PROBLEM DETAILS =
Output the data that follows exactly, line for line.

RECORD EXTRACTS =
** Start **

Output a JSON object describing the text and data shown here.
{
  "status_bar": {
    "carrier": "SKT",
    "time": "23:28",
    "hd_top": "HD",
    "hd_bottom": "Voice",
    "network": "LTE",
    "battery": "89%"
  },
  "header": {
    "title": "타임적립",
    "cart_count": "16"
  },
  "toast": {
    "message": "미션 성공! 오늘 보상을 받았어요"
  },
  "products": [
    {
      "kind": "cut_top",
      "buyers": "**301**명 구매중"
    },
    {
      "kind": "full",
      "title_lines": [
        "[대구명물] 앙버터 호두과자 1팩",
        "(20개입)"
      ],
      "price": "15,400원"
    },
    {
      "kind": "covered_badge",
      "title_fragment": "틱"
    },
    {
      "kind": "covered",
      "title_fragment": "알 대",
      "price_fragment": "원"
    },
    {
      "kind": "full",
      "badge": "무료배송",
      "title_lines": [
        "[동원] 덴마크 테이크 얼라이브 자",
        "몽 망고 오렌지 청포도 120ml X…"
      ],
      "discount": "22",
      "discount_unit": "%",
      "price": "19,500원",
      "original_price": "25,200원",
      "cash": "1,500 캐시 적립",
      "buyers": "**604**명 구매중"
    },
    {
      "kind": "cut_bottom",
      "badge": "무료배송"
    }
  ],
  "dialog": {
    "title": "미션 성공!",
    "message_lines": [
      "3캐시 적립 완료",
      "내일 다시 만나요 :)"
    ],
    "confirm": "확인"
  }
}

** End **

WRITTEN SOLUTION =
Output a JSON object describing the text and data shown here.
{
  "status_bar": {
    "carrier": "SKT",
    "time": "23:28",
    "hd_top": "HD",
    "hd_bottom": "Voice",
    "network": "LTE",
    "battery": "89%"
  },
  "header": {
    "title": "타임적립",
    "cart_count": "16"
  },
  "toast": {
    "message": "미션 성공! 오늘 보상을 받았어요"
  },
  "products": [
    {
      "kind": "cut_top",
      "buyers": "**301**명 구매중"
    },
    {
      "kind": "full",
      "title_lines": [
        "[대구명물] 앙버터 호두과자 1팩",
        "(20개입)"
      ],
      "price": "15,400원"
    },
    {
      "kind": "covered_badge",
      "title_fragment": "틱"
    },
    {
      "kind": "covered",
      "title_fragment": "알 대",
      "price_fragment": "원"
    },
    {
      "kind": "full",
      "badge": "무료배송",
      "title_lines": [
        "[동원] 덴마크 테이크 얼라이브 자",
        "몽 망고 오렌지 청포도 120ml X…"
      ],
      "discount": "22",
      "discount_unit": "%",
      "price": "19,500원",
      "original_price": "25,200원",
      "cash": "1,500 캐시 적립",
      "buyers": "**604**명 구매중"
    },
    {
      "kind": "cut_bottom",
      "badge": "무료배송"
    }
  ],
  "dialog": {
    "title": "미션 성공!",
    "message_lines": [
      "3캐시 적립 완료",
      "내일 다시 만나요 :)"
    ],
    "confirm": "확인"
  }
}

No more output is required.